◆ Aim:
Report all lines holding "name".

== Information shown

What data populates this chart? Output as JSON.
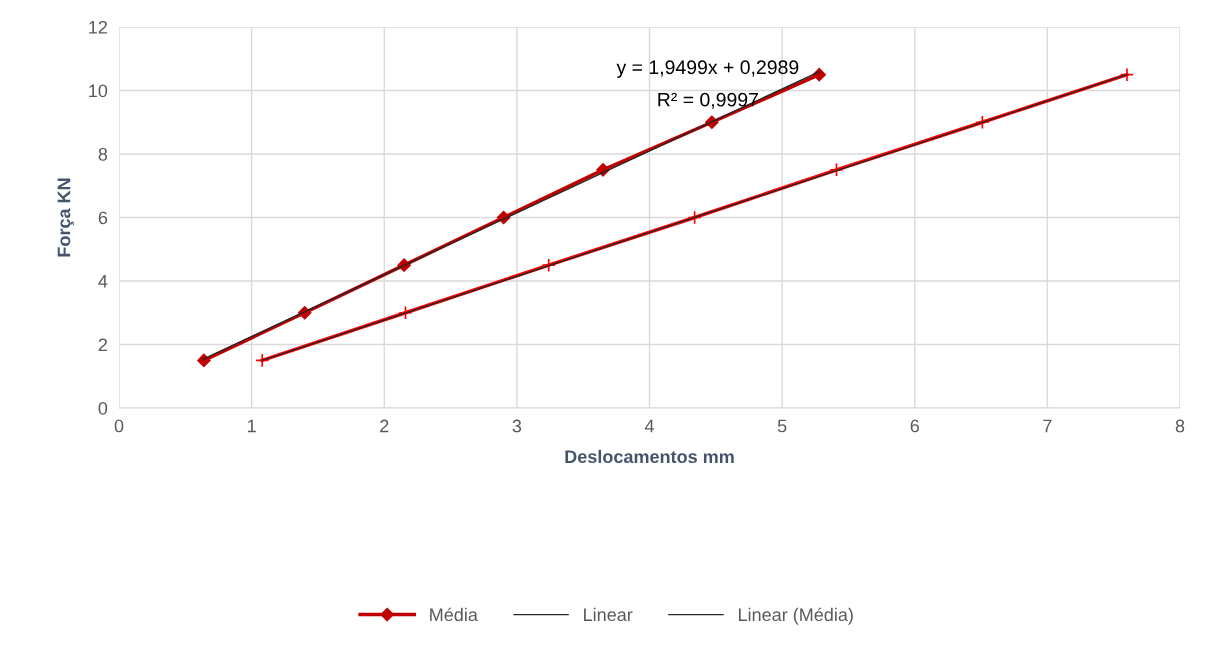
{
  "chart_data": {
    "type": "line",
    "xlabel": "Deslocamentos mm",
    "ylabel": "Força KN",
    "series": [
      {
        "color": "#ff0000",
        "marker": "cross",
        "x": [
          1.08,
          2.16,
          3.24,
          4.34,
          5.41,
          6.51,
          7.6
        ],
        "values": [
          1.5,
          3,
          4.5,
          6,
          7.5,
          9,
          10.5
        ]
      },
      {
        "name": "Média",
        "color": "#c00000",
        "marker": "diamond",
        "x": [
          0.64,
          1.4,
          2.15,
          2.9,
          3.65,
          4.47,
          5.28
        ],
        "values": [
          1.5,
          3,
          4.5,
          6,
          7.5,
          9,
          10.5
        ]
      },
      {
        "name": "Linear",
        "color": "#262626",
        "marker": "none",
        "x": [
          1.08,
          7.6
        ],
        "values": [
          1.5,
          10.5
        ]
      },
      {
        "name": "Linear (Média)",
        "color": "#262626",
        "marker": "none",
        "x": [
          0.64,
          5.28
        ],
        "values": [
          1.547,
          10.594
        ]
      }
    ],
    "annotations": [
      "y = 1,9499x + 0,2989",
      "R² = 0,9997"
    ],
    "xlim": [
      0,
      8
    ],
    "xticks": [
      0,
      1,
      2,
      3,
      4,
      5,
      6,
      7,
      8
    ],
    "ylim": [
      0,
      12
    ],
    "yticks": [
      0,
      2,
      4,
      6,
      8,
      10,
      12
    ],
    "grid": true,
    "legend": "bottom"
  }
}
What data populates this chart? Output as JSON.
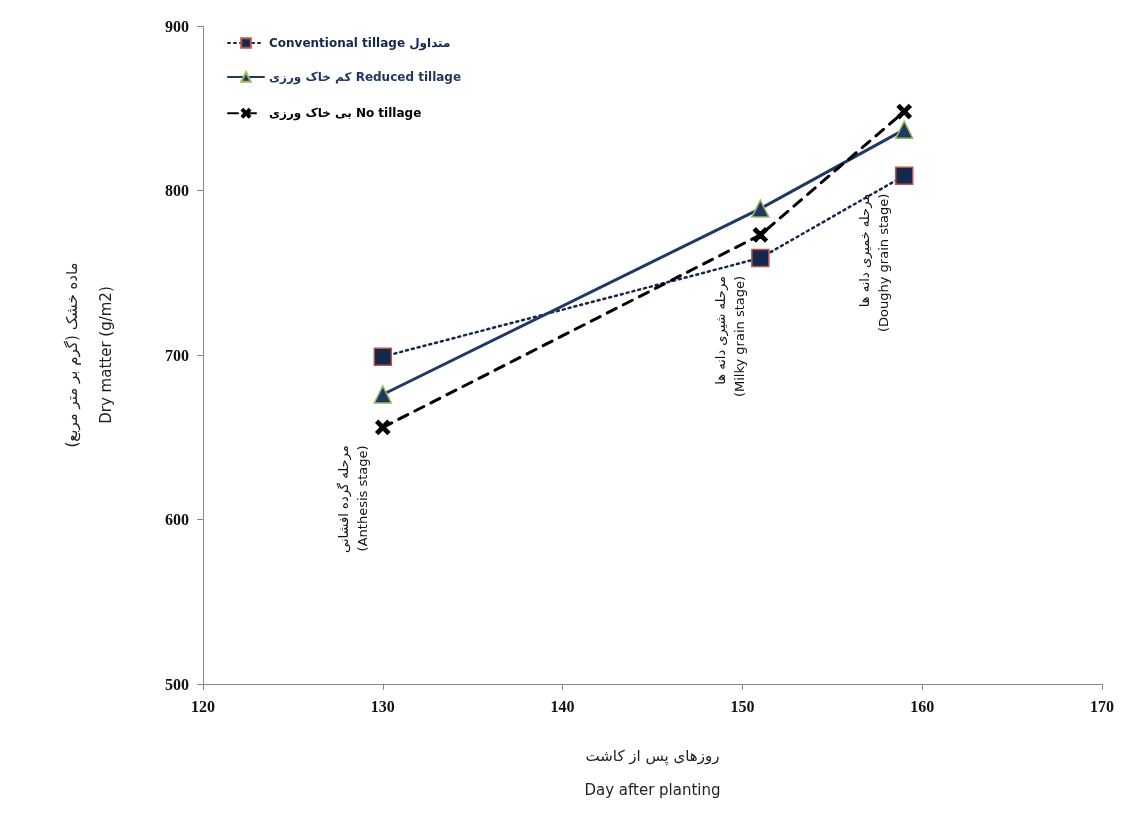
{
  "chart_data": {
    "type": "line",
    "xlabel": "روزهای پس از کاشت\nDay after planting",
    "ylabel": "ماده خشک (گرم بر متر مربع)\nDry matter (g/m2)",
    "x": [
      130,
      151,
      159
    ],
    "series": [
      {
        "name": "Conventional tillage متداول",
        "color": "#14284b",
        "values": [
          699,
          759,
          809
        ],
        "marker": "square",
        "line_style": "dotted"
      },
      {
        "name": "کم خاک ورزی Reduced tillage",
        "color": "#1f3864",
        "values": [
          676,
          789,
          837
        ],
        "marker": "triangle",
        "line_style": "solid"
      },
      {
        "name": "بی خاک ورزی No tillage",
        "color": "#000000",
        "values": [
          656,
          773,
          848
        ],
        "marker": "cross",
        "line_style": "dashed"
      }
    ],
    "xlim": [
      120,
      170
    ],
    "xticks": [
      120,
      130,
      140,
      150,
      160,
      170
    ],
    "ylim": [
      500,
      900
    ],
    "yticks": [
      500,
      600,
      700,
      800,
      900
    ],
    "grid": false,
    "legend": "top left",
    "annotations": [
      {
        "text": "مرحله گرده افشانی\n(Anthesis stage)",
        "x": 130,
        "y": 656
      },
      {
        "text": "مرحله شیری دانه ها\n(Milky grain stage)",
        "x": 151,
        "y": 759
      },
      {
        "text": "مرحله خمیری دانه ها\n(Doughy grain stage)",
        "x": 159,
        "y": 809
      }
    ]
  }
}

====

◆ The response:
        "name": "Média",
        "name": "Linear",
        "name": "Linear (Média)",
        "name": "Conventional tillage متداول",
        "name": "کم خاک ورزی Reduced tillage",
        "name": "بی خاک ورزی No tillage",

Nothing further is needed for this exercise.